▶ [Task directions] Every line holding the string "Jogos" should be gathered.

▶ [Provided information]

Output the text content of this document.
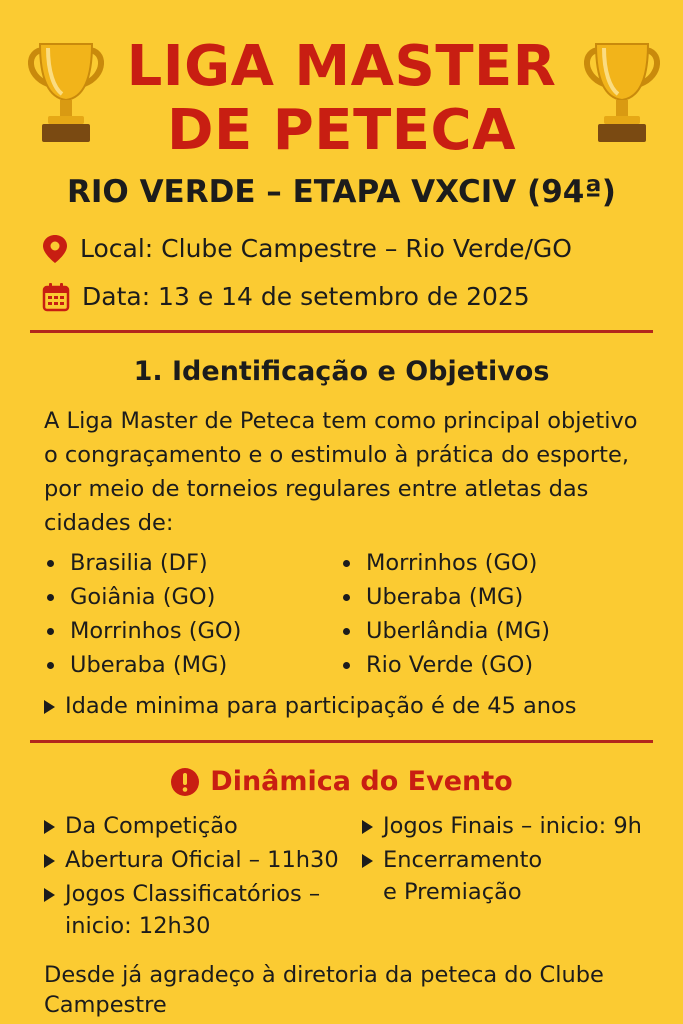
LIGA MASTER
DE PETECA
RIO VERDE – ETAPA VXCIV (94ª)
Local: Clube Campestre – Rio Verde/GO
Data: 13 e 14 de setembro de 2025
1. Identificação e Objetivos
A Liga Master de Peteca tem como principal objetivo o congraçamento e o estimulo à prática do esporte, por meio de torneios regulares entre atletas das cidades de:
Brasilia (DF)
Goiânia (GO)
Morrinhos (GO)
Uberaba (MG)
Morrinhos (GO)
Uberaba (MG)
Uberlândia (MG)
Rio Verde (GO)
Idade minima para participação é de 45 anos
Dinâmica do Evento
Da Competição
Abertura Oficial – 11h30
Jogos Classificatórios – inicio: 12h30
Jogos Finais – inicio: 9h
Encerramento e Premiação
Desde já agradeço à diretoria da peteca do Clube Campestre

▶ [Solution for this exercise]
Jogos Classificatórios – inicio: 12h30
Jogos Finais – inicio: 9h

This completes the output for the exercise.